== Textauszug
Gleichzeitig wird die Erkenntnis beachtet, dass „Zucker und Kohlenhydrate das Loslösen von Astralleib und Ich unterstützen“. In diesem Sinne kann etwas Süßes zum Abendessen oder vor dem Zubettgehen den erholsamen Schlaf fördern. Genauso wie etwas Salziges zum Frühstück nach Erkenntnis der anthroposophischen Medizin das Wachwerden fördert. Beides ist auch für kranke Menschen wichtig.
In Arlesheim wird den Patientinnen und Patienten empfohlen, selber zu spüren, was die Nahrungsmittel mit ihnen machen, was ihnen gut tut und was schmeckt: „Jeder Mensch ist individuell, auch die Ernährung sollte individuell sein“, sagt Maria Francesca Lingua. „Das starre Befolgen von Regeln ist keine gute Empfehlung.“
Außerdem sei Ernährung nicht nur Nahrungsaufnahme, sondern alles, was der Mensch über seine Sinne aufnehme, sagt die Ärztin: „Auch Sonnenlicht, Wärme, Musik, Farben, Bewegung, Freude, die Begeisterung für eine Sache, ein freundliches Gespräch, positive Gedanken nähren.“ Für Krebspatienten sei es wichtig, die persönliche Wahrnehmung zu vertiefen. Letztlich gehe es stets darum, das Gesunde zu stärken.
Auf diese Weise gelangt der Patient zu einer vertieften Achtsamkeit. Eine solche ist aus anthroposophischer Sicht zielführender als das ängstliche, fremdgesteuerte Bemühen um eine „perfekte Ernährung“.
Wird die neu gewonnene Achtsamkeit auf weitere Lebensbereiche ausgedehnt, wächst das Wohlbefinden exponentiell. Sie zieht immer mehr Dinge, Beschäftigungen und Menschen ins eigene Leben, die einen im wahrsten Sinne des Wortes «nähren».
Es ist kein Zufall, dass der Onkologe Francisco Contreras von der Krebsklinik in Tijuana nach über vierzig Jahren Krebsmedizin sagt: «Krebs kann man nur nachhaltig behandeln, wenn man den Geist und die Seele des Patienten mitbehandelt».
– Paracelsus Klinik Lustmühle, Teufen SG
Tel. 071 3357171, www.paracelsus.ch.
====
== Extrahierte Zeilen
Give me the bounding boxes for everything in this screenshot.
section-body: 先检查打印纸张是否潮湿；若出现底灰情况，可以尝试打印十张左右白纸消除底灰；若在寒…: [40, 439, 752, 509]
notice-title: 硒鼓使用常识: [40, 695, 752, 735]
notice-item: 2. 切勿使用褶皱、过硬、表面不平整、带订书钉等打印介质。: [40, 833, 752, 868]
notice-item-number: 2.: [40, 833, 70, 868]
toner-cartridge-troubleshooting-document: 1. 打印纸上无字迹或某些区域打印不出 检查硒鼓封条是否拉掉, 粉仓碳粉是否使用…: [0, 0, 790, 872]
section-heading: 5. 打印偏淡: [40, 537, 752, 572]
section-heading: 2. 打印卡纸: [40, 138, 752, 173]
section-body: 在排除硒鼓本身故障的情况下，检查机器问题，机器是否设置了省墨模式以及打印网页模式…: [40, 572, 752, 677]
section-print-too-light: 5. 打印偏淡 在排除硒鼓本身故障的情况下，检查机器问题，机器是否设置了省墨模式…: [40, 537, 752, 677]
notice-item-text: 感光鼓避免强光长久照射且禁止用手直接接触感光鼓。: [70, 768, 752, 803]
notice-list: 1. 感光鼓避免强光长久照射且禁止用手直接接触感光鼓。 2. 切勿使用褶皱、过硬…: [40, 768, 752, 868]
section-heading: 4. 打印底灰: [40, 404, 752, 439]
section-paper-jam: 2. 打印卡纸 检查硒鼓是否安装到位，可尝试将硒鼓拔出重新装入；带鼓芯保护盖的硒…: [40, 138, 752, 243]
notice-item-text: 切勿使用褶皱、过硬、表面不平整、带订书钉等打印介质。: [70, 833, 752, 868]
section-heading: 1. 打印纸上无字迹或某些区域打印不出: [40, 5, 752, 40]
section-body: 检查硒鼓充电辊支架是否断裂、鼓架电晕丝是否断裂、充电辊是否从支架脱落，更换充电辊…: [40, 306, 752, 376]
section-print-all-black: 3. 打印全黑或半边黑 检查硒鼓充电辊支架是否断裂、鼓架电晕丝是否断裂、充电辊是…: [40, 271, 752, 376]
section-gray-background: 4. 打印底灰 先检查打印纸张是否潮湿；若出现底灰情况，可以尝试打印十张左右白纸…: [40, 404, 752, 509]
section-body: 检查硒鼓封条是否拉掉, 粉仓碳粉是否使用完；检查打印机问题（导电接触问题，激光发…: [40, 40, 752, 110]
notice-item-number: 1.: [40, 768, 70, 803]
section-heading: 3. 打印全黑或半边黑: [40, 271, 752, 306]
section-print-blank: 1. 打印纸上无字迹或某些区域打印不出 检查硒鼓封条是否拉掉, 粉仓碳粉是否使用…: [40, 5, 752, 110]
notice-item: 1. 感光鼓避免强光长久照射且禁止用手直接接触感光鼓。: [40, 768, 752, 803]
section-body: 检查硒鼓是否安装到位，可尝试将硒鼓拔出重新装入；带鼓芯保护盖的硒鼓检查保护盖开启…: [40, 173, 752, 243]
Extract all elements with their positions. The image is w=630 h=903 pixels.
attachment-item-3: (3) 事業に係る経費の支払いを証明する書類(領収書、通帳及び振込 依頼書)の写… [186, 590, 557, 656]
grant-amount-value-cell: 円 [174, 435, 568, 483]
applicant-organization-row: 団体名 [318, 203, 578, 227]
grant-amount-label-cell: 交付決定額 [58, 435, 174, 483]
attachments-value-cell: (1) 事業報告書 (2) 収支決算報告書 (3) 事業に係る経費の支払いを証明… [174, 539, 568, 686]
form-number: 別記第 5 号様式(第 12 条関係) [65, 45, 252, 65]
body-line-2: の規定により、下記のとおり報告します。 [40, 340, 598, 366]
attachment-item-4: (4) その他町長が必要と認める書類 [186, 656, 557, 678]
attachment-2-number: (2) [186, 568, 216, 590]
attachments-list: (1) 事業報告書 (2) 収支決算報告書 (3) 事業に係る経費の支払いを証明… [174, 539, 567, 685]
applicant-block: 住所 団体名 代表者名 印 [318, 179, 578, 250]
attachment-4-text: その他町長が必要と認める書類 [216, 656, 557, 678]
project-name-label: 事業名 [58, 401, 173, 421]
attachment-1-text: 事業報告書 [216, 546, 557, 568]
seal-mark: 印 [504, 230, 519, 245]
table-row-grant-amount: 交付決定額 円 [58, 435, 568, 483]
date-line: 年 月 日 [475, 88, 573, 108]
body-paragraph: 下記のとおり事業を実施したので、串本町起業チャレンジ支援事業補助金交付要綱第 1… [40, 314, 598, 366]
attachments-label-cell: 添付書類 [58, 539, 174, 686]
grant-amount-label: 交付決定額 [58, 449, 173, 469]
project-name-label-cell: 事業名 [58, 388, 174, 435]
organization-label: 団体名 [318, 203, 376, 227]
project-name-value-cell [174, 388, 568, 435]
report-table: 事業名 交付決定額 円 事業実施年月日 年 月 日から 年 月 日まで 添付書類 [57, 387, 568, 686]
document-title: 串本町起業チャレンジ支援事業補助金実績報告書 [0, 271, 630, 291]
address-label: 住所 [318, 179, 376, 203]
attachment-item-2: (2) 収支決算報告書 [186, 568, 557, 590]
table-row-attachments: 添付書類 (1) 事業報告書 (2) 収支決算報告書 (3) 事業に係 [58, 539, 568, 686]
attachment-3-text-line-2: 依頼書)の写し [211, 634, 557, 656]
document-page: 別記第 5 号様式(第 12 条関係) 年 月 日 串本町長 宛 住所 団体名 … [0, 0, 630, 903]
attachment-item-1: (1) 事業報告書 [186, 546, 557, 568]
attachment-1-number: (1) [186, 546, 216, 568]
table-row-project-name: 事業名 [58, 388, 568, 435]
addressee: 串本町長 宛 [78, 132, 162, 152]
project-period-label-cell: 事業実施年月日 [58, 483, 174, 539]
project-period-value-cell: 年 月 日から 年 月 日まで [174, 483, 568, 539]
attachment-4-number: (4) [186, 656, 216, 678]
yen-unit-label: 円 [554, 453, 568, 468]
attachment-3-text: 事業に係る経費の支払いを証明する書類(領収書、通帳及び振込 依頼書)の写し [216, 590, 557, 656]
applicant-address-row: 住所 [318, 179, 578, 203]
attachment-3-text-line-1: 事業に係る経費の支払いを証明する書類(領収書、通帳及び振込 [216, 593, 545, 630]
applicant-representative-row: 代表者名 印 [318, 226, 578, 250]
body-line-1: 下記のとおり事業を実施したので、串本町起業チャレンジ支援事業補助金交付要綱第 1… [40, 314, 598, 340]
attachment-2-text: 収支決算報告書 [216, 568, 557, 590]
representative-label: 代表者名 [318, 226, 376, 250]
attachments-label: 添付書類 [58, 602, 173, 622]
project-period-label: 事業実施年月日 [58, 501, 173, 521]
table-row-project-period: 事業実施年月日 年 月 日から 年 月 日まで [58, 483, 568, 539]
====
- **Aufgabenstellung**
Gib den Textauszug über Ernährung aus anthroposophischer Sicht von „In Arlesheim wird“ bis „Gesunde zu stärken.“ wortgetreu wieder.

- **Antwort zur Aufgabe**
In Arlesheim wird den Patientinnen und Patienten empfohlen, selber zu spüren, was die Nahrungsmittel mit ihnen machen, was ihnen gut tut und was schmeckt: „Jeder Mensch ist individuell, auch die Ernährung sollte individuell sein“, sagt Maria Francesca Lingua. „Das starre Befolgen von Regeln ist keine gute Empfehlung.“
Außerdem sei Ernährung nicht nur Nahrungsaufnahme, sondern alles, was der Mensch über seine Sinne aufnehme, sagt die Ärztin: „Auch Sonnenlicht, Wärme, Musik, Farben, Bewegung, Freude, die Begeisterung für eine Sache, ein freundliches Gespräch, positive Gedanken nähren.“ Für Krebspatienten sei es wichtig, die persönliche Wahrnehmung zu vertiefen. Letztlich gehe es stets darum, das Gesunde zu stärken.